---- Data rows

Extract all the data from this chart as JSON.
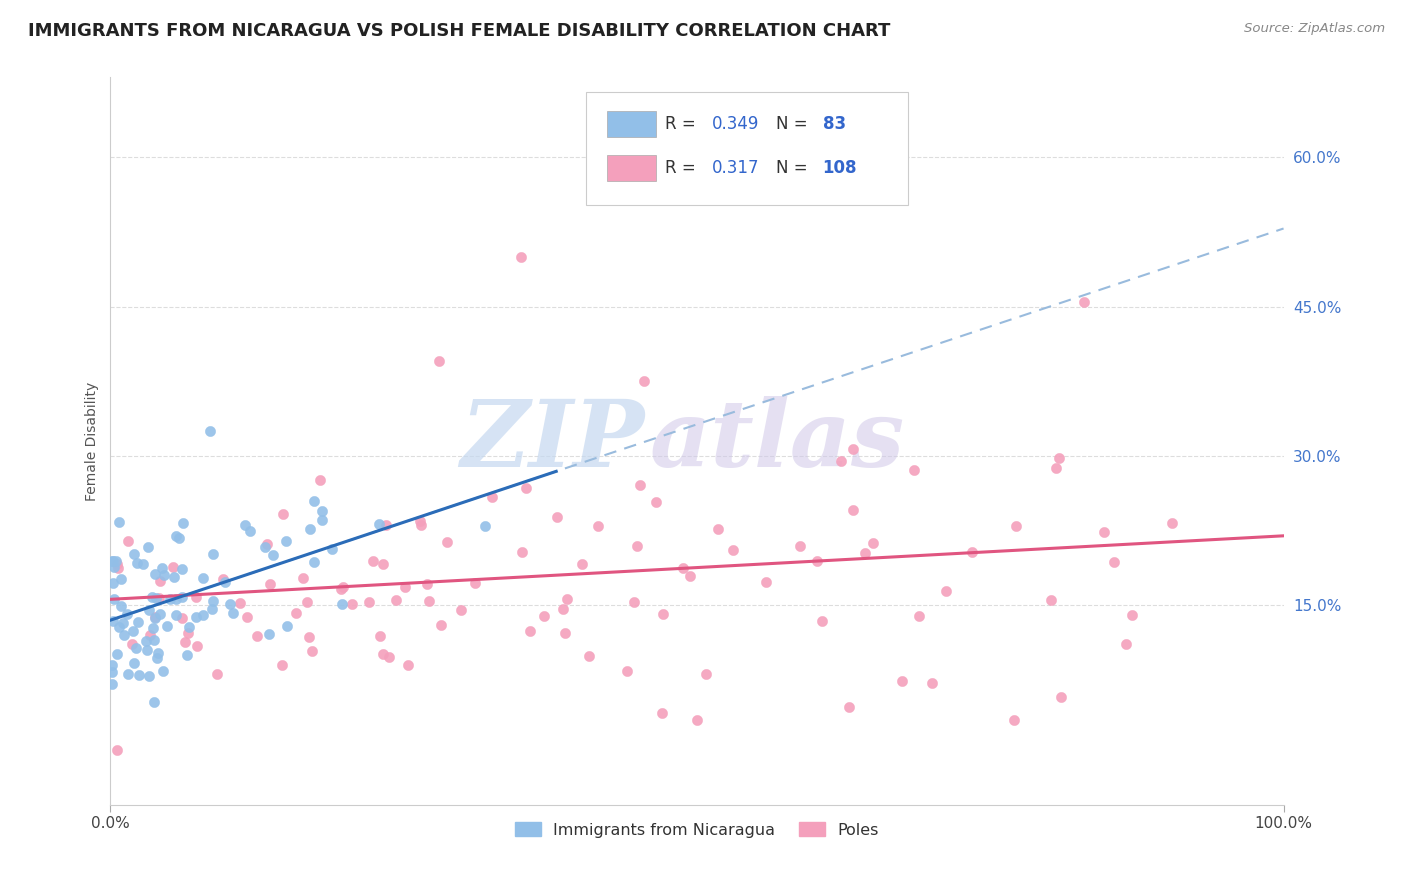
{
  "title": "IMMIGRANTS FROM NICARAGUA VS POLISH FEMALE DISABILITY CORRELATION CHART",
  "source": "Source: ZipAtlas.com",
  "ylabel": "Female Disability",
  "xlim": [
    0,
    1
  ],
  "ylim": [
    -0.05,
    0.68
  ],
  "yticks": [
    0.15,
    0.3,
    0.45,
    0.6
  ],
  "ytick_labels": [
    "15.0%",
    "30.0%",
    "45.0%",
    "60.0%"
  ],
  "legend_labels": [
    "Immigrants from Nicaragua",
    "Poles"
  ],
  "blue_color": "#92bfe8",
  "pink_color": "#f4a0bc",
  "blue_line_color": "#2b6cb8",
  "pink_line_color": "#e05580",
  "gray_line_color": "#99bbdd",
  "R_blue": 0.349,
  "N_blue": 83,
  "R_pink": 0.317,
  "N_pink": 108,
  "watermark_zip": "ZIP",
  "watermark_atlas": "atlas",
  "title_fontsize": 13,
  "axis_label_fontsize": 10,
  "tick_fontsize": 11,
  "legend_fontsize": 12
}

--------

The problem>
Copy the whole listing above word for word but do not carry over the pictures.

Written solution>
Extract all the data from this chart as JSON.
{
  "title": "IMMIGRANTS FROM NICARAGUA VS POLISH FEMALE DISABILITY CORRELATION CHART",
  "source": "Source: ZipAtlas.com",
  "ylabel": "Female Disability",
  "xlim": [
    0,
    1
  ],
  "ylim": [
    -0.05,
    0.68
  ],
  "yticks": [
    0.15,
    0.3,
    0.45,
    0.6
  ],
  "ytick_labels": [
    "15.0%",
    "30.0%",
    "45.0%",
    "60.0%"
  ],
  "legend_labels": [
    "Immigrants from Nicaragua",
    "Poles"
  ],
  "blue_color": "#92bfe8",
  "pink_color": "#f4a0bc",
  "blue_line_color": "#2b6cb8",
  "pink_line_color": "#e05580",
  "gray_line_color": "#99bbdd",
  "R_blue": 0.349,
  "N_blue": 83,
  "R_pink": 0.317,
  "N_pink": 108,
  "watermark_zip": "ZIP",
  "watermark_atlas": "atlas",
  "title_fontsize": 13,
  "axis_label_fontsize": 10,
  "tick_fontsize": 11,
  "legend_fontsize": 12
}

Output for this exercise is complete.